[Data excerpts]
+-------+

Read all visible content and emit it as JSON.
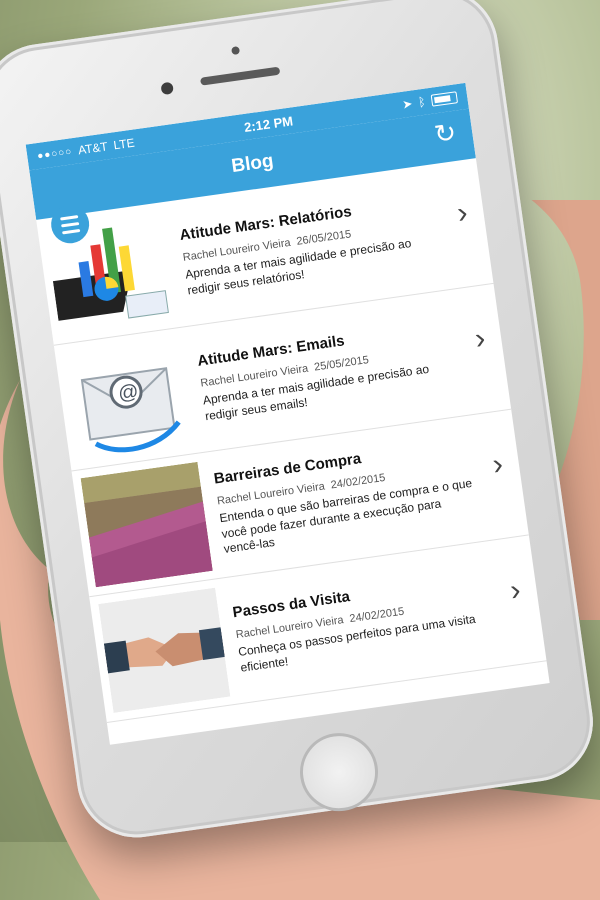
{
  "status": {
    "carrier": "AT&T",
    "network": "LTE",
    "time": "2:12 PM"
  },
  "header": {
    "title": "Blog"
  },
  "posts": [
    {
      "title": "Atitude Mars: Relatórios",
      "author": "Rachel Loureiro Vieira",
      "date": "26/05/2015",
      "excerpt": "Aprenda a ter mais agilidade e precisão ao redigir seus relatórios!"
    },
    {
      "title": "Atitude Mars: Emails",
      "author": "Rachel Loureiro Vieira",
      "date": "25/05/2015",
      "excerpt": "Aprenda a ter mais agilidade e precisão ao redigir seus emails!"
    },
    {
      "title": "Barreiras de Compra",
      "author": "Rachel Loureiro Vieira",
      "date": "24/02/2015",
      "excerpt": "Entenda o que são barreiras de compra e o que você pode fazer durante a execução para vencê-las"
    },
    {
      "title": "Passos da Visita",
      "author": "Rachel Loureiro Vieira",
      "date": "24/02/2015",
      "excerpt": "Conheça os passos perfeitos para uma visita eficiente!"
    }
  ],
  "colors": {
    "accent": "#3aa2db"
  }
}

+-------+

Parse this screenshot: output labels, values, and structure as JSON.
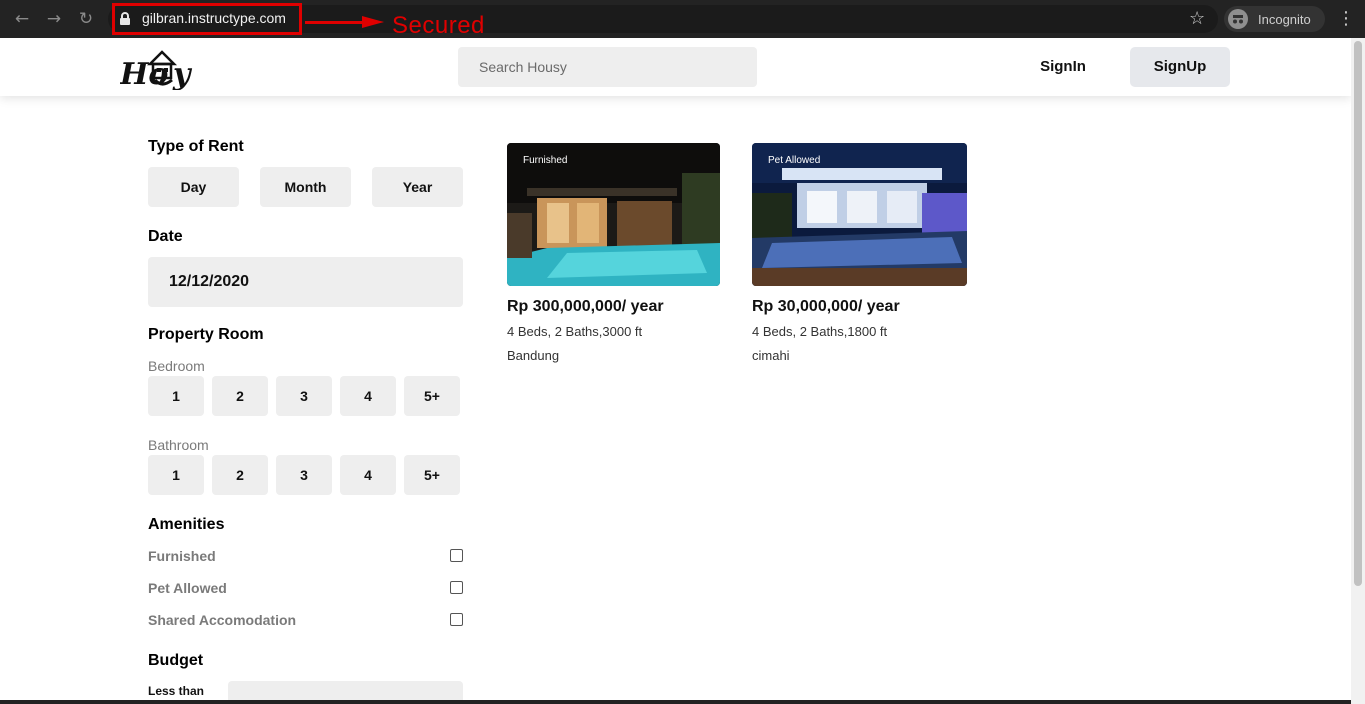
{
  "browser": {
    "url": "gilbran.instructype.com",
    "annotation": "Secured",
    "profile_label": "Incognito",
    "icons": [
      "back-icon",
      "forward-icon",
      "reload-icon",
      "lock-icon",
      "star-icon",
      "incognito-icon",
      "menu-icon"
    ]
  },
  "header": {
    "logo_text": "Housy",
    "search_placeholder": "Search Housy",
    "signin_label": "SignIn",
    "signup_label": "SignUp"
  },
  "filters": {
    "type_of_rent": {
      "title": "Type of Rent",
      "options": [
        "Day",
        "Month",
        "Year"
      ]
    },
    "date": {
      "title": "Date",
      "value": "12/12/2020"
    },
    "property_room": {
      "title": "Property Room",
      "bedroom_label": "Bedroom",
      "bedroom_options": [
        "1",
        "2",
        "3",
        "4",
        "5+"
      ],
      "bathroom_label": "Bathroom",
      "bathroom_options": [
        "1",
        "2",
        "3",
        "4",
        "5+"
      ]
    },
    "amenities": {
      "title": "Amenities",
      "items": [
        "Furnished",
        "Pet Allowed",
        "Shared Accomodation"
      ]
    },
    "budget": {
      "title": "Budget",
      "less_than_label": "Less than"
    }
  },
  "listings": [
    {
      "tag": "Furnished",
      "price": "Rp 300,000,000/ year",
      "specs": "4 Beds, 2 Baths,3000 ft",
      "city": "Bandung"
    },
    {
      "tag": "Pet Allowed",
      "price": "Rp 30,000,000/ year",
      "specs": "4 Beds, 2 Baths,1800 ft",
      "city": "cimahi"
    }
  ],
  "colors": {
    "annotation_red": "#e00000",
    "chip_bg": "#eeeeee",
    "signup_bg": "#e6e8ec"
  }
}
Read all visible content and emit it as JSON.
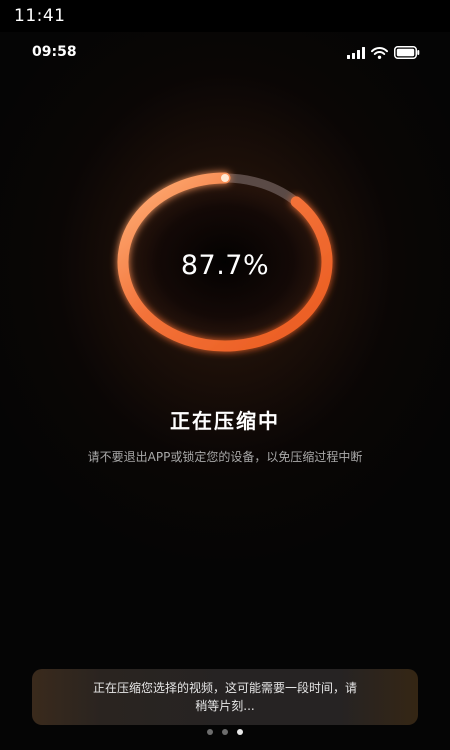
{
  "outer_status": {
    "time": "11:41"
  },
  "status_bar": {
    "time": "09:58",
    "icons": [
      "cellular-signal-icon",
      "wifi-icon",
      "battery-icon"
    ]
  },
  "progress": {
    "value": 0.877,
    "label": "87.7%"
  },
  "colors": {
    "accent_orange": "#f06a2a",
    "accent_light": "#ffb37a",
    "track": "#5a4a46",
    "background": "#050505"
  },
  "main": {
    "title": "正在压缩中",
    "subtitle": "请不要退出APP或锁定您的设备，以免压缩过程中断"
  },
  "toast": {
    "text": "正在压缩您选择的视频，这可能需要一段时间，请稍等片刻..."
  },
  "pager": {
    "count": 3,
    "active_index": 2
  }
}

+-------+

Copy each line of the preceding data that contains the string "Housy".

    "logo_text": "Housy",
    "search_placeholder": "Search Housy",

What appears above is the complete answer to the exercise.